▶ **Directions**
Gather every line below where "color" appears.

****************

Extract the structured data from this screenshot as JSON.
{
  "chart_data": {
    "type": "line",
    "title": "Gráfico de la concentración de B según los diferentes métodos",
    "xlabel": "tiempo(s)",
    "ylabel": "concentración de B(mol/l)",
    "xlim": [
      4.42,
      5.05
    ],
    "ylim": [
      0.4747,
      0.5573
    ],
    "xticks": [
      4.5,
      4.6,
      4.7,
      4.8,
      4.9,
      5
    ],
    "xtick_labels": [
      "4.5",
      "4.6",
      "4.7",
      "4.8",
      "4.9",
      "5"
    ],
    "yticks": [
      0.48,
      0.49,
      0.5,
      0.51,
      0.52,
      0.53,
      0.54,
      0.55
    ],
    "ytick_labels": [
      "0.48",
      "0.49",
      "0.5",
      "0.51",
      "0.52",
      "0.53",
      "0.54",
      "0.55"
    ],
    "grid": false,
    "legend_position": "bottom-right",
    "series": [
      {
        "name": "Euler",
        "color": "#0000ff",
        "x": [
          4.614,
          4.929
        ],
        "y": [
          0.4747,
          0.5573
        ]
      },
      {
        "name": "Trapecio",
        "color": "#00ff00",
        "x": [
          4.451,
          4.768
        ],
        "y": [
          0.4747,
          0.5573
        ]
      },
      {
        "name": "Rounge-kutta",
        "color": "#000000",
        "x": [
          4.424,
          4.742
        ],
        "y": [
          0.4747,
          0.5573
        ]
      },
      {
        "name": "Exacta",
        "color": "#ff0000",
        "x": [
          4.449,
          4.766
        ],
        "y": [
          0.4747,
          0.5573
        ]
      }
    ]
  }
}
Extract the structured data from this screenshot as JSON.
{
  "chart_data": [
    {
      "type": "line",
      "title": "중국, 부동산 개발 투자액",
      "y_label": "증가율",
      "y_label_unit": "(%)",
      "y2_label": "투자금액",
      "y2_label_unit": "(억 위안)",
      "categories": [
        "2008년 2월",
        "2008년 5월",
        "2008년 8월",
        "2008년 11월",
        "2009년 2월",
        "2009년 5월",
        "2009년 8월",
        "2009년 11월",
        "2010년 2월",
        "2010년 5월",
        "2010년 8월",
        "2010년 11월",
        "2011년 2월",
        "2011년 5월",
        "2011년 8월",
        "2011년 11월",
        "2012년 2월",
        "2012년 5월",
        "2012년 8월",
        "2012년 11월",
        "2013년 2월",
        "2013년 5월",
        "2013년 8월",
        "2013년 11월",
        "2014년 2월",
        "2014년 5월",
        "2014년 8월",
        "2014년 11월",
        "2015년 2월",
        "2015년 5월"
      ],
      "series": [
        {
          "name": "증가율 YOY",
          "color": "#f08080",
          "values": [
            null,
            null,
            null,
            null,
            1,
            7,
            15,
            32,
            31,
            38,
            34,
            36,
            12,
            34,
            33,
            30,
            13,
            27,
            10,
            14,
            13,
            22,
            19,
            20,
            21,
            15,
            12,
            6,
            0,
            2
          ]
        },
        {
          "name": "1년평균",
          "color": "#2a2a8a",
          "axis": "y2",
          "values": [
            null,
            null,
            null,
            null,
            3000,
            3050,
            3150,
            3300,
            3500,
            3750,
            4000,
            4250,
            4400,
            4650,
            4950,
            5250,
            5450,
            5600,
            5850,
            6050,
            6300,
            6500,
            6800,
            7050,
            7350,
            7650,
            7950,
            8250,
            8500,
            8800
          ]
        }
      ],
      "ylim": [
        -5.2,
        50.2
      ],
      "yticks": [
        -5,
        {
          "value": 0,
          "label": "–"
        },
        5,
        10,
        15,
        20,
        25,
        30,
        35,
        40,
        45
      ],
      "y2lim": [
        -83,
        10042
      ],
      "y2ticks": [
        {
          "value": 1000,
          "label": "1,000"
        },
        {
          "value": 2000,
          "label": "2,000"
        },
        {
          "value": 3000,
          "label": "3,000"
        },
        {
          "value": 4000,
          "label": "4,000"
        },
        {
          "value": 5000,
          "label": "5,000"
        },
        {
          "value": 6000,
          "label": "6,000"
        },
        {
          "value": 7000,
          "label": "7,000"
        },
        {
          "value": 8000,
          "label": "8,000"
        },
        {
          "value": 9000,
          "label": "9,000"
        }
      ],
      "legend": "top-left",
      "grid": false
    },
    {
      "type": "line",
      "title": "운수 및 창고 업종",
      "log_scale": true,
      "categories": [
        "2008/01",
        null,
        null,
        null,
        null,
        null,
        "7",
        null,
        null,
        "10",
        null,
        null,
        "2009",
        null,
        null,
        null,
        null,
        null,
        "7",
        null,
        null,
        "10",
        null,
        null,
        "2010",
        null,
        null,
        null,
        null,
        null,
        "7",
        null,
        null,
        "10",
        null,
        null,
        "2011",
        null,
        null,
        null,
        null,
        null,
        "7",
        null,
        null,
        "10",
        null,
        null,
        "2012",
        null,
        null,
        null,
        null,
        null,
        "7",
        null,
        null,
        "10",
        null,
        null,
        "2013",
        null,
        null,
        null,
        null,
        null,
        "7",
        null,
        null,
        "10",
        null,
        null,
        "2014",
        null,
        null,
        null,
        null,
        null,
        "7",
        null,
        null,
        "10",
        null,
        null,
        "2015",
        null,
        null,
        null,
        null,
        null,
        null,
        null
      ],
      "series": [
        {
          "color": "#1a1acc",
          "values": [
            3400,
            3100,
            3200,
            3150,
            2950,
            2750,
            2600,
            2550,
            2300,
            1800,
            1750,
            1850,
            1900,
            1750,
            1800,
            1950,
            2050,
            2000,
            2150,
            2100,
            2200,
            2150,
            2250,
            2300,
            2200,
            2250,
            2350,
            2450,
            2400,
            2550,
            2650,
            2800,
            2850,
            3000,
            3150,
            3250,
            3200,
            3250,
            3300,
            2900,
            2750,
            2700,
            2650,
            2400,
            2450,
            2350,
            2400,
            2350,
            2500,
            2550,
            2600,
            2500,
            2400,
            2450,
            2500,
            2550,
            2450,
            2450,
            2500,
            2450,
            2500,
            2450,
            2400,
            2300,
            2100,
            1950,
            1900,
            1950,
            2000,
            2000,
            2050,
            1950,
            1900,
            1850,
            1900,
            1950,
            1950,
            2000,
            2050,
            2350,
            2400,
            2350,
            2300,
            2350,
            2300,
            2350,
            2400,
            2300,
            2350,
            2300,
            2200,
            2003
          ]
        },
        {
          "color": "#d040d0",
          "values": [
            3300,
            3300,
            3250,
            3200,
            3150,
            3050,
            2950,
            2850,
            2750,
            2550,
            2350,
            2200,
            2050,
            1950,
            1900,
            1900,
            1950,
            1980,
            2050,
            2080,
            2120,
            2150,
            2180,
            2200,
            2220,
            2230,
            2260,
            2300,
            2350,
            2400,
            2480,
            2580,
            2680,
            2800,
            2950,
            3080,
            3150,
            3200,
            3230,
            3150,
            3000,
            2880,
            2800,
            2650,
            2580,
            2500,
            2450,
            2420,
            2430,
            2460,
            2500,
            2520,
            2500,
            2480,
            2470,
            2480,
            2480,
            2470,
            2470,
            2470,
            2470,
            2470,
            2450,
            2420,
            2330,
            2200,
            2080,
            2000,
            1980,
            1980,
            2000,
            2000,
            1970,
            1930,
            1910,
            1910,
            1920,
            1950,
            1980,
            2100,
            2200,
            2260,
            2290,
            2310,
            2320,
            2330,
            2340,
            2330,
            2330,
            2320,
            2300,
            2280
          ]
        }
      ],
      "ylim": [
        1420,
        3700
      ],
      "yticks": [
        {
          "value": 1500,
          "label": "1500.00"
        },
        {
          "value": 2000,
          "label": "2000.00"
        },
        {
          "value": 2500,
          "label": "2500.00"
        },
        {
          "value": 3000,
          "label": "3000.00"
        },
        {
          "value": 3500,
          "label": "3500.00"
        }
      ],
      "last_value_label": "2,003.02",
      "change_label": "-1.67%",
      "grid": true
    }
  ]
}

****************

▶ **The answer**
        "color": "#0000ff",
        "color": "#00ff00",
        "color": "#000000",
        "color": "#ff0000",
          "color": "#f08080",
          "color": "#2a2a8a",
          "color": "#1a1acc",
          "color": "#d040d0",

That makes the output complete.